» **WRITTEN EXERCISE**:
In the listing below, count each line containing "nation" and answer with the count only.

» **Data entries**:
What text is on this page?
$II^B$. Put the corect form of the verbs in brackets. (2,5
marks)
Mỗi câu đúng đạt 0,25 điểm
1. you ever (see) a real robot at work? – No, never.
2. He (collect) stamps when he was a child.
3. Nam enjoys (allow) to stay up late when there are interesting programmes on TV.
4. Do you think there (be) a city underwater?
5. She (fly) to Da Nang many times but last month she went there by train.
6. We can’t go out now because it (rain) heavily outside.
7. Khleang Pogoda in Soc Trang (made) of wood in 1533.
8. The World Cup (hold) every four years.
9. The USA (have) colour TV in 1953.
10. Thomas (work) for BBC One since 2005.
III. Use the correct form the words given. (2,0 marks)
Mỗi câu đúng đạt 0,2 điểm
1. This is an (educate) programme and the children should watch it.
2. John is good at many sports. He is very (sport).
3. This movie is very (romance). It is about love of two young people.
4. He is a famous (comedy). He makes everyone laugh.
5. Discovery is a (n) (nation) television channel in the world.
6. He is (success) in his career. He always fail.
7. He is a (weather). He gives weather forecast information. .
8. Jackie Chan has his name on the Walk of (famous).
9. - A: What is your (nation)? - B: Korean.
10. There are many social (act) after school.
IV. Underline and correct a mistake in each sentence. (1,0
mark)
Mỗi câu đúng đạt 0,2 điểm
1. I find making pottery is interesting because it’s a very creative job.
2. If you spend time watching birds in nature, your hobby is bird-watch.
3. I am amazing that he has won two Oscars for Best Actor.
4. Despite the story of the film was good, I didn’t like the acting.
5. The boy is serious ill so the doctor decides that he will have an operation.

» **RIGHT ANSWER**:
2